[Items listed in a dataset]
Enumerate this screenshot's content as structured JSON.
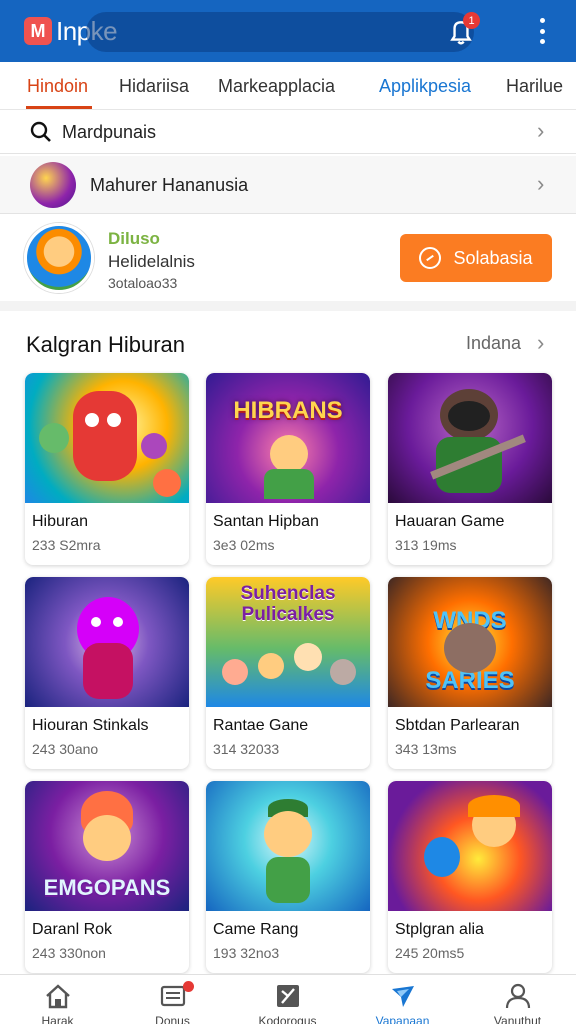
{
  "app": {
    "logo_letter": "M",
    "title": "Inpke",
    "notification_count": "1",
    "brand_color": "#1565c0"
  },
  "tabs": [
    {
      "label": "Hindoin"
    },
    {
      "label": "Hidariisa"
    },
    {
      "label": "Markeapplacia"
    },
    {
      "label": "Applikpesia"
    },
    {
      "label": "Harilue"
    }
  ],
  "search": {
    "text": "Mardpunais"
  },
  "feature": {
    "text": "Mahurer Hananusia"
  },
  "profile": {
    "name": "Diluso",
    "subtitle": "Helidelalnis",
    "meta": "3otaloao33",
    "button_label": "Solabasia",
    "button_color": "#fb7c22"
  },
  "section": {
    "title": "Kalgran Hiburan",
    "more_label": "Indana"
  },
  "cards": [
    {
      "title": "Hiburan",
      "meta": "233 S2mra",
      "art_text": ""
    },
    {
      "title": "Santan Hipban",
      "meta": "3e3 02ms",
      "art_text": "HIBRANS"
    },
    {
      "title": "Hauaran Game",
      "meta": "313 19ms",
      "art_text": ""
    },
    {
      "title": "Hiouran Stinkals",
      "meta": "243 30ano",
      "art_text": ""
    },
    {
      "title": "Rantae Gane",
      "meta": "314 32033",
      "art_text": "Suhenclas Pulicalkes"
    },
    {
      "title": "Sbtdan Parlearan",
      "meta": "343 13ms",
      "art_text": "WNDS SARIES"
    },
    {
      "title": "Daranl Rok",
      "meta": "243 330non",
      "art_text": "EMGOPANS"
    },
    {
      "title": "Came Rang",
      "meta": "193 32no3",
      "art_text": ""
    },
    {
      "title": "Stplgran alia",
      "meta": "245 20ms5",
      "art_text": ""
    }
  ],
  "bottom_nav": [
    {
      "label": "Harak",
      "icon": "home-icon"
    },
    {
      "label": "Donus",
      "icon": "news-icon"
    },
    {
      "label": "Kodorogus",
      "icon": "tools-icon"
    },
    {
      "label": "Vapanaan",
      "icon": "send-icon"
    },
    {
      "label": "Vanuthut",
      "icon": "profile-icon"
    }
  ]
}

What to produce
State how many lines of the material contain the string "meta", with no other words.

Task response
10